**Directions**
Determine which lines of the records include the word "null", and copy them.

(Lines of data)

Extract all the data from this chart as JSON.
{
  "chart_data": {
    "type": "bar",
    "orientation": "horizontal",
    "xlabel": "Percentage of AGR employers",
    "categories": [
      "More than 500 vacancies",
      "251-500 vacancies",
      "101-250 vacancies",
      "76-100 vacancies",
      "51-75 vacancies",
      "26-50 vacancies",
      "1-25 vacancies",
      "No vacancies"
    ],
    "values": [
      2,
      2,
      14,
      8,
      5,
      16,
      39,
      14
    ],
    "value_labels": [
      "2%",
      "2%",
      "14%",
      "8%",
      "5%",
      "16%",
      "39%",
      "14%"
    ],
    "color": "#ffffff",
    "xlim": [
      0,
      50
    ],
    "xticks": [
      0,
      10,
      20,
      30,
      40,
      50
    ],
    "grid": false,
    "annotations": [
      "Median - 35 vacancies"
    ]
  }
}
==
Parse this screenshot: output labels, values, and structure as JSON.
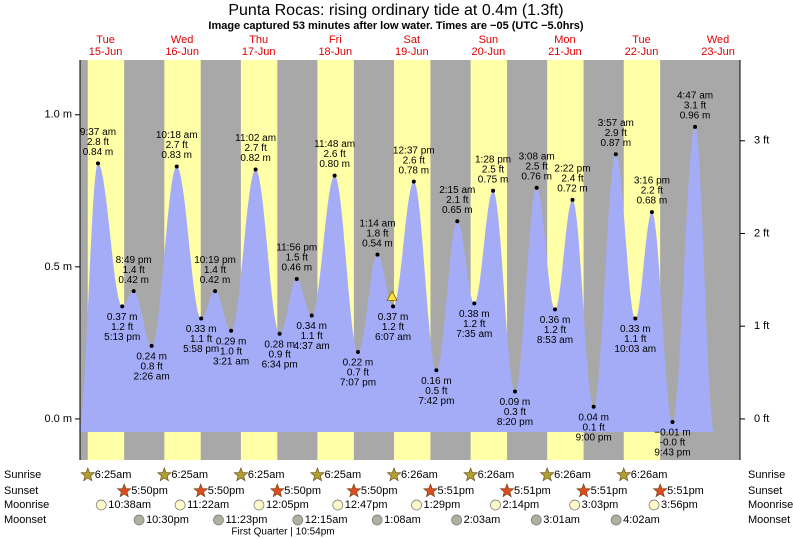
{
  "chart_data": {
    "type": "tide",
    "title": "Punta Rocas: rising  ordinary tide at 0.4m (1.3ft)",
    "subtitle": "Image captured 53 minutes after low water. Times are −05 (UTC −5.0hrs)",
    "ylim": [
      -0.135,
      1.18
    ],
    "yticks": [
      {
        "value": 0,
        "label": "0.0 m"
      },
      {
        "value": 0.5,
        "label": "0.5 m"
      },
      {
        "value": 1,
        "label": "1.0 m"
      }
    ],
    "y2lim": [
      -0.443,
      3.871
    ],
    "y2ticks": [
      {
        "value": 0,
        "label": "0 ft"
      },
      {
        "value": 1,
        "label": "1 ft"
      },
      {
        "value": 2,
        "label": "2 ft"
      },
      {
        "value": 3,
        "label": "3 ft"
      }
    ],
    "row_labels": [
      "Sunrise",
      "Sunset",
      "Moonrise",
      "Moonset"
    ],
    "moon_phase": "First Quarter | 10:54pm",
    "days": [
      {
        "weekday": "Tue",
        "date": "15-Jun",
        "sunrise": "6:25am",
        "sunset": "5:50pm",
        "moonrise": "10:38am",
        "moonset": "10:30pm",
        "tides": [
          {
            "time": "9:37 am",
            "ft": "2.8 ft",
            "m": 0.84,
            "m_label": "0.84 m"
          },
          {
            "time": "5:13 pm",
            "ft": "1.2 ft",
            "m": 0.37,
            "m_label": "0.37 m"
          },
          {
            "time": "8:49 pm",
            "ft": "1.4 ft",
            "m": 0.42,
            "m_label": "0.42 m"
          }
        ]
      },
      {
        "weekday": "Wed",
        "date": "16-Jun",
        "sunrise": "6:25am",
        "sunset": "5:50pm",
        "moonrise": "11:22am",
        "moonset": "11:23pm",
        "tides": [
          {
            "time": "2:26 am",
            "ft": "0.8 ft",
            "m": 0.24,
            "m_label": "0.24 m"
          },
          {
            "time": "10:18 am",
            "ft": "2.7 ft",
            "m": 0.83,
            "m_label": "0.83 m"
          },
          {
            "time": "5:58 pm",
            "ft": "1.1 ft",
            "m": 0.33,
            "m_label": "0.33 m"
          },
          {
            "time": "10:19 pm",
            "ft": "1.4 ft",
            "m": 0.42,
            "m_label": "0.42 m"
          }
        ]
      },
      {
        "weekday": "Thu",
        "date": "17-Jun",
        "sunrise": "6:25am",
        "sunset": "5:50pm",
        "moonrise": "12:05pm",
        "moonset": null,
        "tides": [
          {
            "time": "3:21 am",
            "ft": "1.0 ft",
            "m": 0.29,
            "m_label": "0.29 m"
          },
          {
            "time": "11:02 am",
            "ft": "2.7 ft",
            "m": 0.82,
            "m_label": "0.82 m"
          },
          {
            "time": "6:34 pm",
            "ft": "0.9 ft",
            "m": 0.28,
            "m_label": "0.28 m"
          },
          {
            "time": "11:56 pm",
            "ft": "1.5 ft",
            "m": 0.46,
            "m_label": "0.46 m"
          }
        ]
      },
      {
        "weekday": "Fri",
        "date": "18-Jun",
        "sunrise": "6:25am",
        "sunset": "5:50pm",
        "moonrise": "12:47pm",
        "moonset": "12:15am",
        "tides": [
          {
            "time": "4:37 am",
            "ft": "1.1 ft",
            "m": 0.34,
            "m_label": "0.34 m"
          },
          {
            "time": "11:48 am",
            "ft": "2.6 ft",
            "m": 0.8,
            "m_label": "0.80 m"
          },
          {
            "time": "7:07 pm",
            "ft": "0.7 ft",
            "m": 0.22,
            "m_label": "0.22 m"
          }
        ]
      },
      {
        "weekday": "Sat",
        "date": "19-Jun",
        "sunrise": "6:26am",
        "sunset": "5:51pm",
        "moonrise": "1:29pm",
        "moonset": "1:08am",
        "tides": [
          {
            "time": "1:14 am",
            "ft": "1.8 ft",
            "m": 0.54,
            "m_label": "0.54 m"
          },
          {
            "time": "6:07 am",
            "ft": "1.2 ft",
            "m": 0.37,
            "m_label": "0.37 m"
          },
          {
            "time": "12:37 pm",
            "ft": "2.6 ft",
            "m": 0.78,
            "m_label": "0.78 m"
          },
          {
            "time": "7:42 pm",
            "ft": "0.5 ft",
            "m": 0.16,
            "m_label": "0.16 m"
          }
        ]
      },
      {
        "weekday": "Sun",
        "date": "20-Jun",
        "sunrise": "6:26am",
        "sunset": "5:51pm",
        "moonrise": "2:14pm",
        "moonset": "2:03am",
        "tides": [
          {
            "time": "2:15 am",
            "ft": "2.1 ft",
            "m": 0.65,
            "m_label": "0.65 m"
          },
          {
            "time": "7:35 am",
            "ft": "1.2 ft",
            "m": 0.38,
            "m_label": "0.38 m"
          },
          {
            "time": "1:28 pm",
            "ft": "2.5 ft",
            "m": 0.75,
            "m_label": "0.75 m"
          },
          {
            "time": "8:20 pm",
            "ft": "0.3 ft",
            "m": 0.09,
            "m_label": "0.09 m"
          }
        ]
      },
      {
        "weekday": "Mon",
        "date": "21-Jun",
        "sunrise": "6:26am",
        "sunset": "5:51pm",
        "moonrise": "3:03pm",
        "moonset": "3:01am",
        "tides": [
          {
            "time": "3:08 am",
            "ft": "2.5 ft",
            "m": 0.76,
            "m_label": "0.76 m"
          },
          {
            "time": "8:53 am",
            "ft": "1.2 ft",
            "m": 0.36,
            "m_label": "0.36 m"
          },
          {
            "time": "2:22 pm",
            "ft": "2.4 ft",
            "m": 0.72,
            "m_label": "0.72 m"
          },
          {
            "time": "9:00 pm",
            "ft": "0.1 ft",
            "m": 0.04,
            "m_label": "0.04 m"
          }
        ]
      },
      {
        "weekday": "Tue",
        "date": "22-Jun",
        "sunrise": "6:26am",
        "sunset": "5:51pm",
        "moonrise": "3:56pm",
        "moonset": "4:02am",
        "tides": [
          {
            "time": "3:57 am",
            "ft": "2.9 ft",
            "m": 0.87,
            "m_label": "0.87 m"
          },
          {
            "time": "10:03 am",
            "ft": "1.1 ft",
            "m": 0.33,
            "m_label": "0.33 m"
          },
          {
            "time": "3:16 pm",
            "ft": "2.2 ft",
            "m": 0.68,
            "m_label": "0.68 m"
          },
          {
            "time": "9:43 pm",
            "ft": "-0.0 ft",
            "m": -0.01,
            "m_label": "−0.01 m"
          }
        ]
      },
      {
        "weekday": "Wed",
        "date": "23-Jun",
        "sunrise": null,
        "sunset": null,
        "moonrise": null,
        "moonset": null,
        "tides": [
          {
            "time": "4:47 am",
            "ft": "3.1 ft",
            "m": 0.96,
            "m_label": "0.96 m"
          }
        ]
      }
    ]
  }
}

**Solution to this exercise**
        "moonset": null,
        "sunrise": null,
        "sunset": null,
        "moonrise": null,
        "moonset": null,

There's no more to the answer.